__TASK REQUIREMENTS__.
Reproduce the data exactly and drop any pictures it holds.

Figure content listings

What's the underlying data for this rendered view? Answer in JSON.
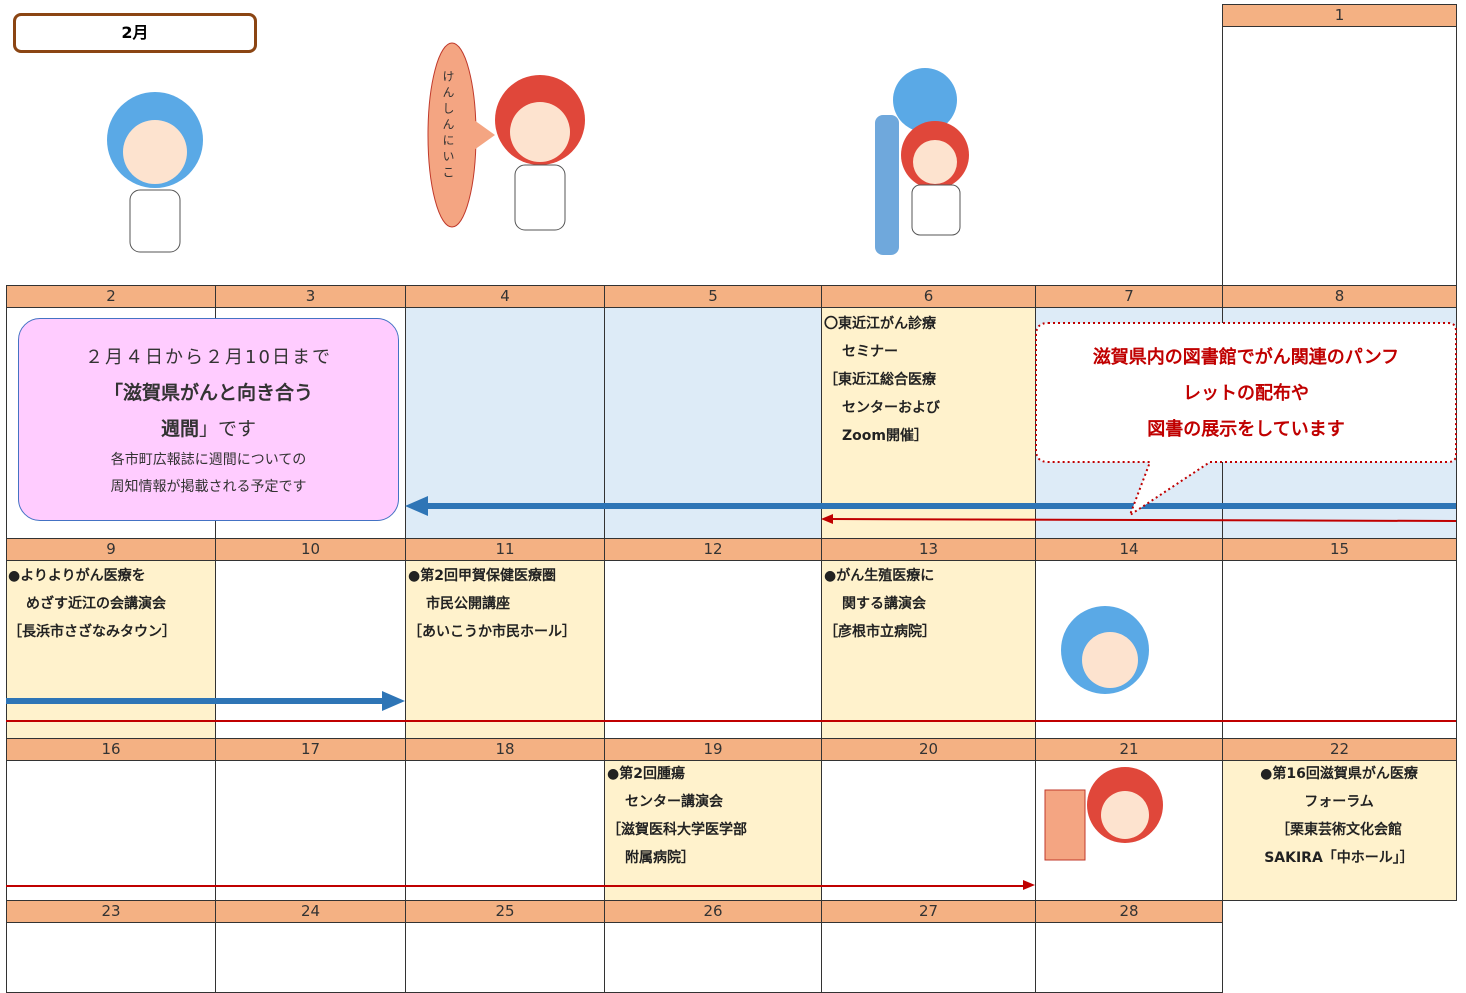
{
  "month": "2月",
  "bubble": "けんしんにいこ",
  "days": [
    1,
    2,
    3,
    4,
    5,
    6,
    7,
    8,
    9,
    10,
    11,
    12,
    13,
    14,
    15,
    16,
    17,
    18,
    19,
    20,
    21,
    22,
    23,
    24,
    25,
    26,
    27,
    28
  ],
  "notice": {
    "date": "２月４日から２月10日まで",
    "title1": "「滋賀県がんと向き合う",
    "title2": "週間",
    "title3": "」です",
    "note1": "各市町広報誌に週間についての",
    "note2": "周知情報が掲載される予定です"
  },
  "callout": [
    "滋賀県内の図書館でがん関連のパンフ",
    "レットの配布や",
    "図書の展示をしています"
  ],
  "events": [
    [
      "〇東近江がん診療",
      "セミナー",
      "［東近江総合医療",
      "センターおよび",
      "Zoom開催］"
    ],
    [
      "●よりよりがん医療を",
      "めざす近江の会講演会",
      "［長浜市さざなみタウン］"
    ],
    [
      "●第2回甲賀保健医療圏",
      "市民公開講座",
      "［あいこうか市民ホール］"
    ],
    [
      "●がん生殖医療に",
      "関する講演会",
      "［彦根市立病院］"
    ],
    [
      "●第2回腫瘍",
      "センター講演会",
      "［滋賀医科大学医学部",
      "附属病院］"
    ],
    [
      "●第16回滋賀県がん医療",
      "フォーラム",
      "［栗東芸術文化会館",
      "SAKIRA「中ホール」］"
    ]
  ]
}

__WRITTEN ANSWER__.
What's the underlying data for this rendered view? Answer in JSON.
{
  "month": "2月",
  "bubble": "けんしんにいこ",
  "days": [
    1,
    2,
    3,
    4,
    5,
    6,
    7,
    8,
    9,
    10,
    11,
    12,
    13,
    14,
    15,
    16,
    17,
    18,
    19,
    20,
    21,
    22,
    23,
    24,
    25,
    26,
    27,
    28
  ],
  "notice": {
    "date": "２月４日から２月10日まで",
    "title1": "「滋賀県がんと向き合う",
    "title2": "週間",
    "title3": "」です",
    "note1": "各市町広報誌に週間についての",
    "note2": "周知情報が掲載される予定です"
  },
  "callout": [
    "滋賀県内の図書館でがん関連のパンフ",
    "レットの配布や",
    "図書の展示をしています"
  ],
  "events": [
    [
      "〇東近江がん診療",
      "セミナー",
      "［東近江総合医療",
      "センターおよび",
      "Zoom開催］"
    ],
    [
      "●よりよりがん医療を",
      "めざす近江の会講演会",
      "［長浜市さざなみタウン］"
    ],
    [
      "●第2回甲賀保健医療圏",
      "市民公開講座",
      "［あいこうか市民ホール］"
    ],
    [
      "●がん生殖医療に",
      "関する講演会",
      "［彦根市立病院］"
    ],
    [
      "●第2回腫瘍",
      "センター講演会",
      "［滋賀医科大学医学部",
      "附属病院］"
    ],
    [
      "●第16回滋賀県がん医療",
      "フォーラム",
      "［栗東芸術文化会館",
      "SAKIRA「中ホール」］"
    ]
  ]
}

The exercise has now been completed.